## [Required actions]
1) In the Leah Rye album announcement, who produced and mixed Room of Disbelief?
2) Repeat word for word the part of the Leah Rye album announcement starting with "On 31 October" and going on through "is out now.".

## [Document text]
..............................

On 31 October Leah Rye will release her new studio album Room of Disbelief. The album was written on national park Veluwe in The Netherlands and in Berlin. Produced and mixed by Tim Schakel with Leah Rye on co-production and the master was done by Jerboa Mastering (Pommelien Thijs, Hooverphonic). The new single I’m Coming Over is out now.

Leah Rye creates alternative pop music that invites you to truly feel — offering a space to explore emotions without rushing to fix them. Her sound is a delicate balance between light and shadow, connection and solitude. On Room of Disbelief, Leah’s music feels more organic and intimate than ever before. The album was born during a solitary retreat in a holiday cottage, where uncertainty and self-doubt took center stage. This mental 'room of disbelief' became both the album’s central metaphor and its philosophical backbone—a place of doubt you can get stuck in, but also one you can choose to leave. Leah Rye explaines: “I started writing while alone in a forest cottage in the Veluwe. At first, it felt unbearable. Fear consumed me, I felt estranged from myself, and sleep was elusive. From that struggle came the title track, Room of Disbelief. Despite my career taking off after my debut record Symbiosis (2023), I was overwhelmed by insecurity. That feeling of uncertainty is something I keep returning to. Now, I can name it, even joke: ‘I’m in that room again.’ As humans, we’re drawn to negativity, which fascinates me. How do we so easily forget how lucky we are?”

Her dreamy and cinematic sound moves between singer-songwriter and pop noir, with influences from Patrick Watson, Massive Attack, Lana Del Rey and Radiohead, among others. The album's production was deliberately kept minimalist and pure: all sounds were shaped directly on recording, making the result sound natural and unadorned. Piano, ethereal soundscapes and subtle percussion make up the soundscape, with Leah Rye's distinctive voice taking centre stage.

..............................

## [Material]

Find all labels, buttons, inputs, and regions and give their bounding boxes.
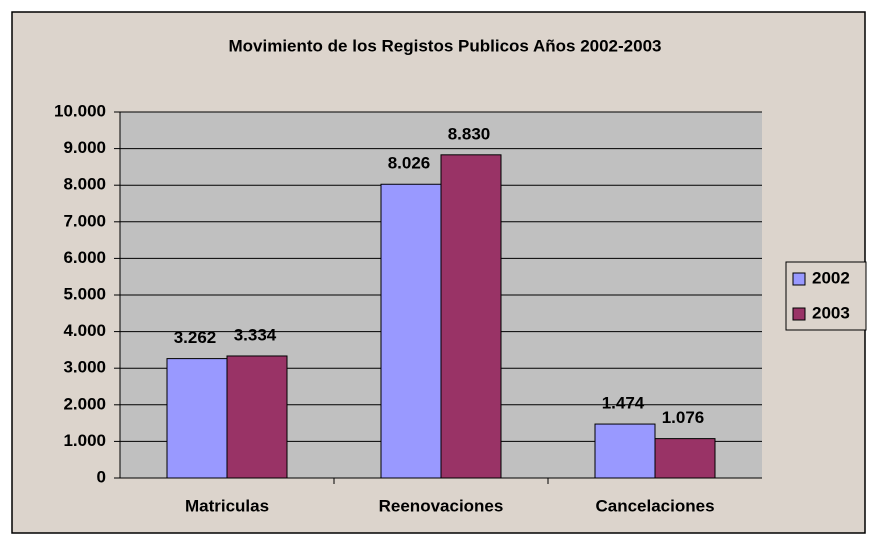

..............................

## [Solutions below]
1) Tim Schakel

2)
On 31 October Leah Rye will release her new studio album Room of Disbelief. The album was written on national park Veluwe in The Netherlands and in Berlin. Produced and mixed by Tim Schakel with Leah Rye on co-production and the master was done by Jerboa Mastering (Pommelien Thijs, Hooverphonic). The new single I’m Coming Over is out now.